*To do:* Pick out all lines of the entries that include the word "korjata" and copy them.

** Begin **

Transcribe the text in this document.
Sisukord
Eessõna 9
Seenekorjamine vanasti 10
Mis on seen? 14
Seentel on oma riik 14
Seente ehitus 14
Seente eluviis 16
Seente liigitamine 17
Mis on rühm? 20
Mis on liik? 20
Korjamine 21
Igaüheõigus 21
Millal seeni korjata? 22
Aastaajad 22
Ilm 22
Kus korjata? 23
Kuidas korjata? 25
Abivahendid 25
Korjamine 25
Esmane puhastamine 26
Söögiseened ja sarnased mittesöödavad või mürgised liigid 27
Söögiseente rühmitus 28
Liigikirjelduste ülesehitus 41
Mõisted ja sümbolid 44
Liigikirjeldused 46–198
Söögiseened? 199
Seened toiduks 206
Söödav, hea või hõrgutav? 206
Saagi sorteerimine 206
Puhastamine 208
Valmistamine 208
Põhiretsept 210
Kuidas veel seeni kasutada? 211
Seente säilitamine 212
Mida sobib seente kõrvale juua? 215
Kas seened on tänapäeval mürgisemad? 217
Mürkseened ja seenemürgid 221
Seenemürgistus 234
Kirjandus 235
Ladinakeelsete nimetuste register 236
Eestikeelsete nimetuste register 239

** End **
** Begin **

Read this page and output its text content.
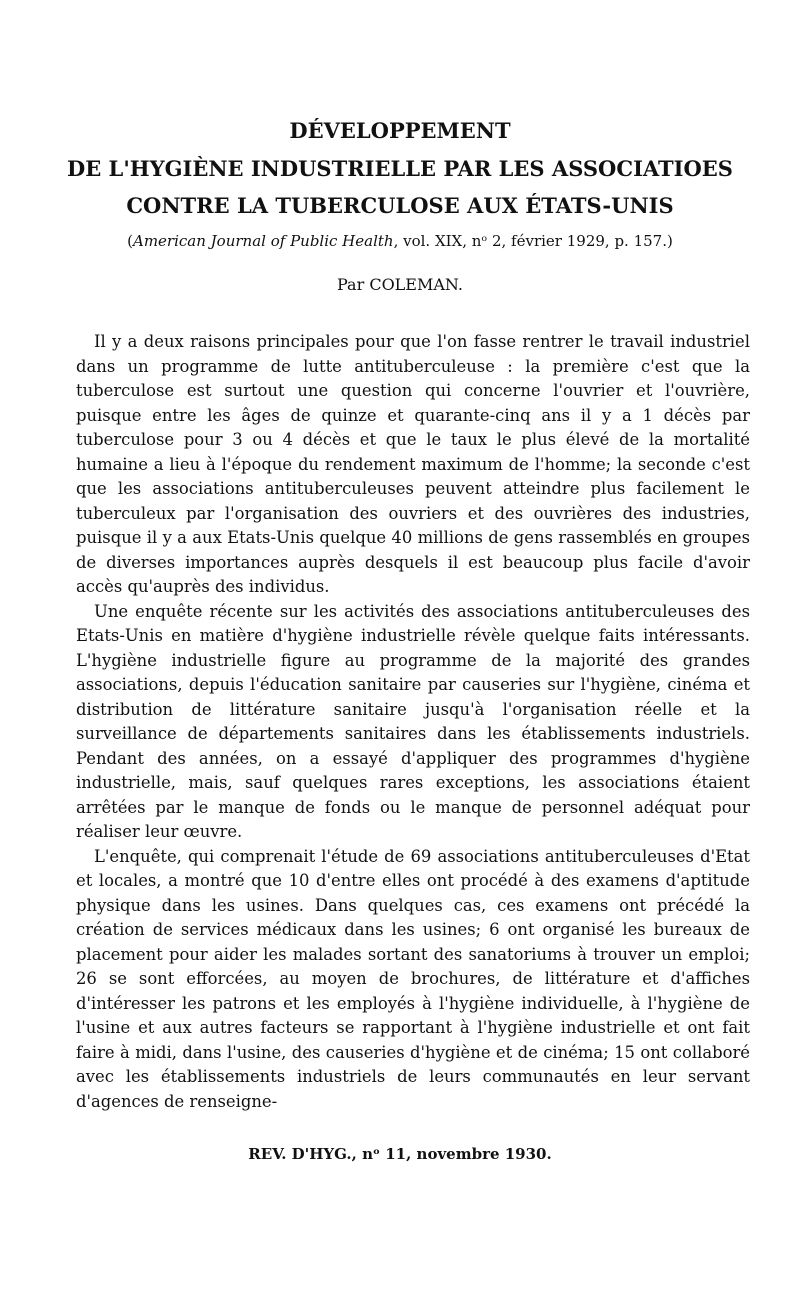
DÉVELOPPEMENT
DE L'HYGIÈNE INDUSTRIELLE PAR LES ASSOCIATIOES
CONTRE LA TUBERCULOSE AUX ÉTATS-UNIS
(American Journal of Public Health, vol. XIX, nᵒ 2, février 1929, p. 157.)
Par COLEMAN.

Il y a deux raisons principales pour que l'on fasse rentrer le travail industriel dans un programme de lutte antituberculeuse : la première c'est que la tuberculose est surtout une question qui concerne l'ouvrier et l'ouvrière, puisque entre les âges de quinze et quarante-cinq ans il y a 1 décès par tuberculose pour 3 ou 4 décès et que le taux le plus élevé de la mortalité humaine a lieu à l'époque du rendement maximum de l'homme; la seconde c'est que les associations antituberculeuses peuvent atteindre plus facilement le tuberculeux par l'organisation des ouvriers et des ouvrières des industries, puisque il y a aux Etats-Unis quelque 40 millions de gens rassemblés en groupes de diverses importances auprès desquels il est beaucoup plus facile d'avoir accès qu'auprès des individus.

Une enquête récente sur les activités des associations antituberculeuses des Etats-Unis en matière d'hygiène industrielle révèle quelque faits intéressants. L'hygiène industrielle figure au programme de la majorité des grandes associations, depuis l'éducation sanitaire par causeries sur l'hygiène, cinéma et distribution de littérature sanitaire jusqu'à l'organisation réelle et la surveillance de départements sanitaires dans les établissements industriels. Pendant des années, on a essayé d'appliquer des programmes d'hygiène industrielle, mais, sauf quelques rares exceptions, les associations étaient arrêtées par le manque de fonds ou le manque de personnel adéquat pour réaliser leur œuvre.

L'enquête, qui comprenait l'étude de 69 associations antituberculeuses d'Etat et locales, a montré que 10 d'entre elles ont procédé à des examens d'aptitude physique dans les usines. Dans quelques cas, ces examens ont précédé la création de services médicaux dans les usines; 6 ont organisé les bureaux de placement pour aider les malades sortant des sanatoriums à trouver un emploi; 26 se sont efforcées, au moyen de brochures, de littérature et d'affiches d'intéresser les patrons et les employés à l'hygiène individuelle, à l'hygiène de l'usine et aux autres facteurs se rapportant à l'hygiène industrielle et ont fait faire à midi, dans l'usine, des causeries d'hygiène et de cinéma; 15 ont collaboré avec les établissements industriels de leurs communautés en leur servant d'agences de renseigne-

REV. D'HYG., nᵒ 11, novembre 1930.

** End **

*Output of the exercise:*
Millal seeni korjata? 22
Kus korjata? 23
Kuidas korjata? 25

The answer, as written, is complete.